- Your goal
Skip all pictures, then print the remaining material exactly.

[Records start]

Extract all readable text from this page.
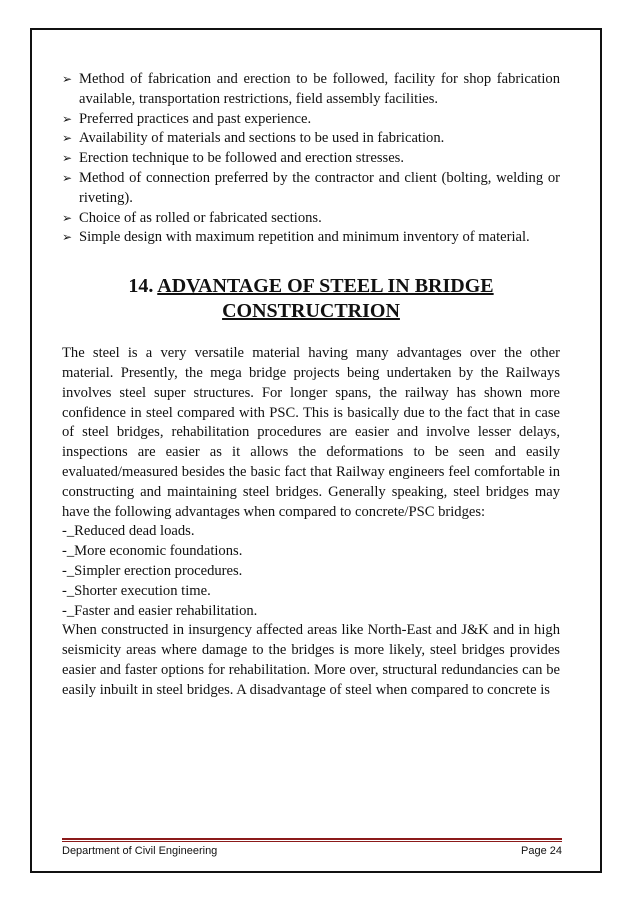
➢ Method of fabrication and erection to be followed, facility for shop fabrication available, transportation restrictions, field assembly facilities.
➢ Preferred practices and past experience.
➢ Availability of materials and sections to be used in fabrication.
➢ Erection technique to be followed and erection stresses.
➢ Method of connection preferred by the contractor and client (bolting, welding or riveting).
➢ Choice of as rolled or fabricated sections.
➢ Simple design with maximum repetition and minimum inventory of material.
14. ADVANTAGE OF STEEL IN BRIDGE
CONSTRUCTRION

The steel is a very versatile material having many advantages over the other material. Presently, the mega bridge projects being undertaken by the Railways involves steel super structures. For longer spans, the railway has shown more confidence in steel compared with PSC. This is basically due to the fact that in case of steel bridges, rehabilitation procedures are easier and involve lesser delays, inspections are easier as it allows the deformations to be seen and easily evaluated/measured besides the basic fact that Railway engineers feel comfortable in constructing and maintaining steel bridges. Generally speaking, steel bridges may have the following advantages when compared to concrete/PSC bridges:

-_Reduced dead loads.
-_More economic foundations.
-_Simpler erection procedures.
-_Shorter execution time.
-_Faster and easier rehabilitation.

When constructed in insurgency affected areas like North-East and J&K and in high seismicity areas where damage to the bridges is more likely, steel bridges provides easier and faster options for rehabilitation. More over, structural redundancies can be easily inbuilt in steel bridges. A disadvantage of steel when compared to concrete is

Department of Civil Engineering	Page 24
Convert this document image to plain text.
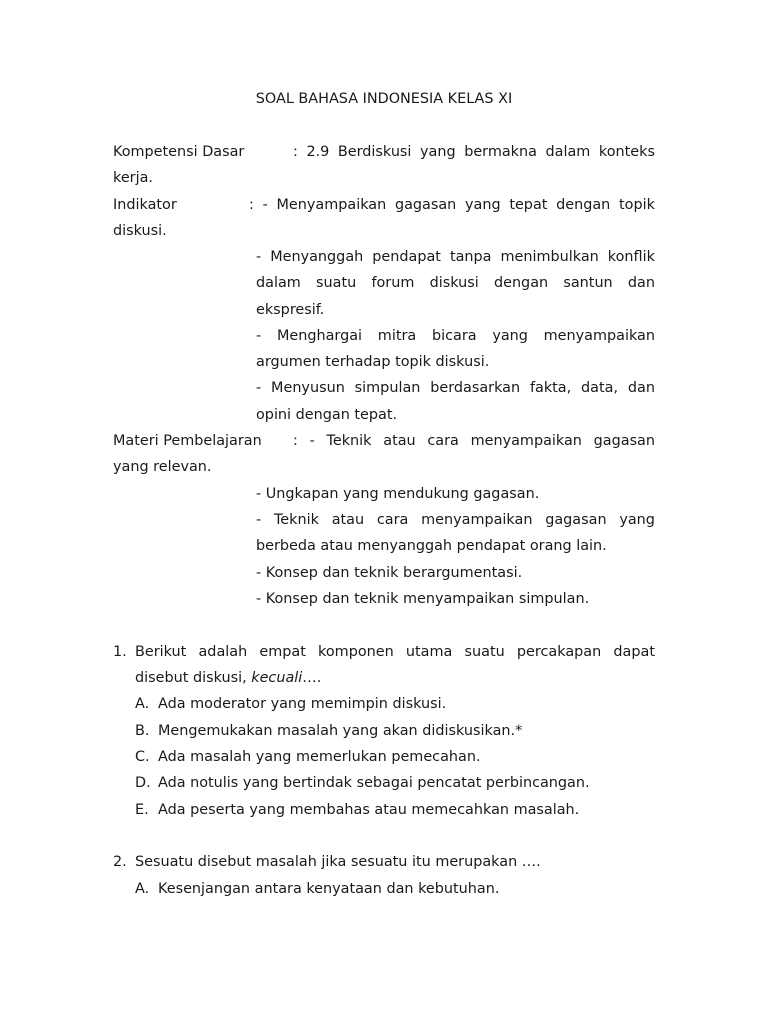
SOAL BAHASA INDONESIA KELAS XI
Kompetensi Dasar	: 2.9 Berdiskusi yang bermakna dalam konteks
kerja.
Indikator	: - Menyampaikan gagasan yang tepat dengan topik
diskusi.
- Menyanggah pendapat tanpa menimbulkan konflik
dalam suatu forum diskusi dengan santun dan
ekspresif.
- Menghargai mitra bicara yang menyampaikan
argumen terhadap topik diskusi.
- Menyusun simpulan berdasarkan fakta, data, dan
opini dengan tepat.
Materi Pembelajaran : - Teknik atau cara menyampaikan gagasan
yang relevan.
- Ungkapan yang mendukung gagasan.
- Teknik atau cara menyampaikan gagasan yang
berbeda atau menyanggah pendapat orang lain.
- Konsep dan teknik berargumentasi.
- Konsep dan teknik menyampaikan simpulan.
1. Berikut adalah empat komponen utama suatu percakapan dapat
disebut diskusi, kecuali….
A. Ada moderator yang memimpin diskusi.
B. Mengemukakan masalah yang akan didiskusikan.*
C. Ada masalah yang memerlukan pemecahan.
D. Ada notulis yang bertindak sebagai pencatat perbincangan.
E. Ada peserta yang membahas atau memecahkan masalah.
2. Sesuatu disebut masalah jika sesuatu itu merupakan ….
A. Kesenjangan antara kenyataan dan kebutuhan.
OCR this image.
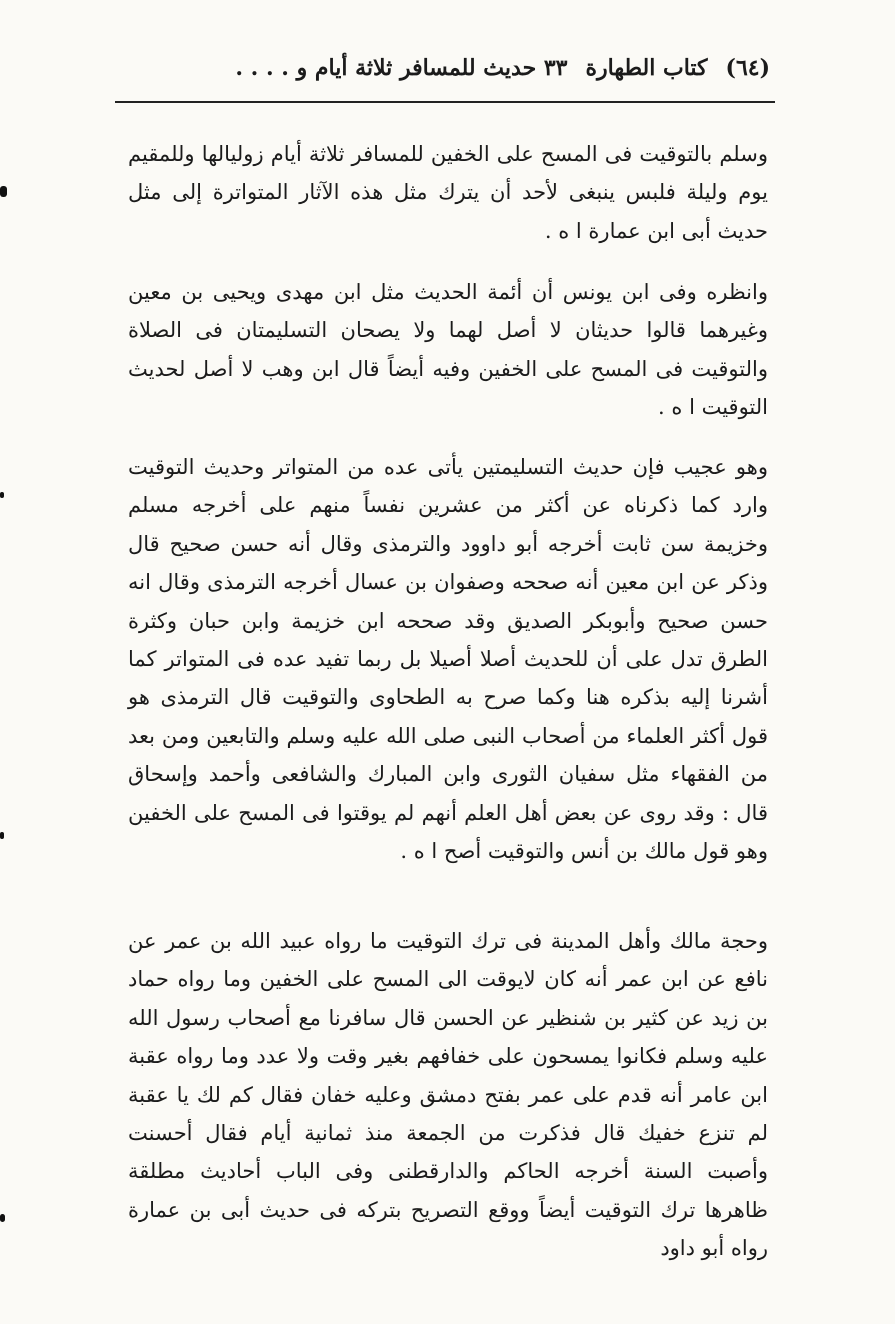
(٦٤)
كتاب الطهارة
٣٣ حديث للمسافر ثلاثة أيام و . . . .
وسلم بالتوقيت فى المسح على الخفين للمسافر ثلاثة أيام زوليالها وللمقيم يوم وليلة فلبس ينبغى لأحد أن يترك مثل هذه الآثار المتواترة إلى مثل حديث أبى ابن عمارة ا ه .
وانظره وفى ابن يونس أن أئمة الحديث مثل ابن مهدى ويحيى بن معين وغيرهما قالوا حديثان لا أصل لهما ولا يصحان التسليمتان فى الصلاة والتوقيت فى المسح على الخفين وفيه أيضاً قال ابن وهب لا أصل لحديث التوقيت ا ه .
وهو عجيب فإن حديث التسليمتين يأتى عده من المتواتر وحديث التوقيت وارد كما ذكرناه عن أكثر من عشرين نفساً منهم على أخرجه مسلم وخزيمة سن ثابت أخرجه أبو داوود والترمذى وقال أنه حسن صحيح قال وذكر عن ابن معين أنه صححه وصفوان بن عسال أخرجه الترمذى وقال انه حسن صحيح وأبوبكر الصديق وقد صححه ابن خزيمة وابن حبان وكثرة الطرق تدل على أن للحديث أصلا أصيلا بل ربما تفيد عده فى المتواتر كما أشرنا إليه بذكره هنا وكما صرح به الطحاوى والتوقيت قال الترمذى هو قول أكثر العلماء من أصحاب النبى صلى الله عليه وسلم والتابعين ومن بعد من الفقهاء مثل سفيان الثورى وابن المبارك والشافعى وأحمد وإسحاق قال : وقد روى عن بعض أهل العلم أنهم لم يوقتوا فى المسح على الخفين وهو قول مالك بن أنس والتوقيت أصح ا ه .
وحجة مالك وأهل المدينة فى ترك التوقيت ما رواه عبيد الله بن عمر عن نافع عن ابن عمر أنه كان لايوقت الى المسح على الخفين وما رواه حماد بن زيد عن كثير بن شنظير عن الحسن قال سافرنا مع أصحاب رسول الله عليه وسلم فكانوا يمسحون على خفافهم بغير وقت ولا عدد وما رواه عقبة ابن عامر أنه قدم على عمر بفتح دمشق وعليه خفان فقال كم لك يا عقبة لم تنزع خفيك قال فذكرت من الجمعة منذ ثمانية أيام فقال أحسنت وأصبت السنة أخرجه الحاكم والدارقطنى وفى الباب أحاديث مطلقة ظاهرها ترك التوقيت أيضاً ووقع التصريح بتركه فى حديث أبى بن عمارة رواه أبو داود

[Records end]

- Result
Extract all readable text from this page.
➢ Method of fabrication and erection to be followed, facility for shop fabrication available, transportation restrictions, field assembly facilities.
➢ Preferred practices and past experience.
➢ Availability of materials and sections to be used in fabrication.
➢ Erection technique to be followed and erection stresses.
➢ Method of connection preferred by the contractor and client (bolting, welding or riveting).
➢ Choice of as rolled or fabricated sections.
➢ Simple design with maximum repetition and minimum inventory of material.
14. ADVANTAGE OF STEEL IN BRIDGE
CONSTRUCTRION

The steel is a very versatile material having many advantages over the other material. Presently, the mega bridge projects being undertaken by the Railways involves steel super structures. For longer spans, the railway has shown more confidence in steel compared with PSC. This is basically due to the fact that in case of steel bridges, rehabilitation procedures are easier and involve lesser delays, inspections are easier as it allows the deformations to be seen and easily evaluated/measured besides the basic fact that Railway engineers feel comfortable in constructing and maintaining steel bridges. Generally speaking, steel bridges may have the following advantages when compared to concrete/PSC bridges:

-_Reduced dead loads.
-_More economic foundations.
-_Simpler erection procedures.
-_Shorter execution time.
-_Faster and easier rehabilitation.

When constructed in insurgency affected areas like North-East and J&K and in high seismicity areas where damage to the bridges is more likely, steel bridges provides easier and faster options for rehabilitation. More over, structural redundancies can be easily inbuilt in steel bridges. A disadvantage of steel when compared to concrete is

Department of Civil Engineering	Page 24
Convert this document image to plain text.
SOAL BAHASA INDONESIA KELAS XI
Kompetensi Dasar	: 2.9 Berdiskusi yang bermakna dalam konteks
kerja.
Indikator	: - Menyampaikan gagasan yang tepat dengan topik
diskusi.
- Menyanggah pendapat tanpa menimbulkan konflik
dalam suatu forum diskusi dengan santun dan
ekspresif.
- Menghargai mitra bicara yang menyampaikan
argumen terhadap topik diskusi.
- Menyusun simpulan berdasarkan fakta, data, dan
opini dengan tepat.
Materi Pembelajaran : - Teknik atau cara menyampaikan gagasan
yang relevan.
- Ungkapan yang mendukung gagasan.
- Teknik atau cara menyampaikan gagasan yang
berbeda atau menyanggah pendapat orang lain.
- Konsep dan teknik berargumentasi.
- Konsep dan teknik menyampaikan simpulan.
1. Berikut adalah empat komponen utama suatu percakapan dapat
disebut diskusi, kecuali….
A. Ada moderator yang memimpin diskusi.
B. Mengemukakan masalah yang akan didiskusikan.*
C. Ada masalah yang memerlukan pemecahan.
D. Ada notulis yang bertindak sebagai pencatat perbincangan.
E. Ada peserta yang membahas atau memecahkan masalah.
2. Sesuatu disebut masalah jika sesuatu itu merupakan ….
A. Kesenjangan antara kenyataan dan kebutuhan.
OCR this image.
(٦٤)
كتاب الطهارة
٣٣ حديث للمسافر ثلاثة أيام و . . . .
وسلم بالتوقيت فى المسح على الخفين للمسافر ثلاثة أيام زوليالها وللمقيم يوم وليلة فلبس ينبغى لأحد أن يترك مثل هذه الآثار المتواترة إلى مثل حديث أبى ابن عمارة ا ه .
وانظره وفى ابن يونس أن أئمة الحديث مثل ابن مهدى ويحيى بن معين وغيرهما قالوا حديثان لا أصل لهما ولا يصحان التسليمتان فى الصلاة والتوقيت فى المسح على الخفين وفيه أيضاً قال ابن وهب لا أصل لحديث التوقيت ا ه .
وهو عجيب فإن حديث التسليمتين يأتى عده من المتواتر وحديث التوقيت وارد كما ذكرناه عن أكثر من عشرين نفساً منهم على أخرجه مسلم وخزيمة سن ثابت أخرجه أبو داوود والترمذى وقال أنه حسن صحيح قال وذكر عن ابن معين أنه صححه وصفوان بن عسال أخرجه الترمذى وقال انه حسن صحيح وأبوبكر الصديق وقد صححه ابن خزيمة وابن حبان وكثرة الطرق تدل على أن للحديث أصلا أصيلا بل ربما تفيد عده فى المتواتر كما أشرنا إليه بذكره هنا وكما صرح به الطحاوى والتوقيت قال الترمذى هو قول أكثر العلماء من أصحاب النبى صلى الله عليه وسلم والتابعين ومن بعد من الفقهاء مثل سفيان الثورى وابن المبارك والشافعى وأحمد وإسحاق قال : وقد روى عن بعض أهل العلم أنهم لم يوقتوا فى المسح على الخفين وهو قول مالك بن أنس والتوقيت أصح ا ه .
وحجة مالك وأهل المدينة فى ترك التوقيت ما رواه عبيد الله بن عمر عن نافع عن ابن عمر أنه كان لايوقت الى المسح على الخفين وما رواه حماد بن زيد عن كثير بن شنظير عن الحسن قال سافرنا مع أصحاب رسول الله عليه وسلم فكانوا يمسحون على خفافهم بغير وقت ولا عدد وما رواه عقبة ابن عامر أنه قدم على عمر بفتح دمشق وعليه خفان فقال كم لك يا عقبة لم تنزع خفيك قال فذكرت من الجمعة منذ ثمانية أيام فقال أحسنت وأصبت السنة أخرجه الحاكم والدارقطنى وفى الباب أحاديث مطلقة ظاهرها ترك التوقيت أيضاً ووقع التصريح بتركه فى حديث أبى بن عمارة رواه أبو داود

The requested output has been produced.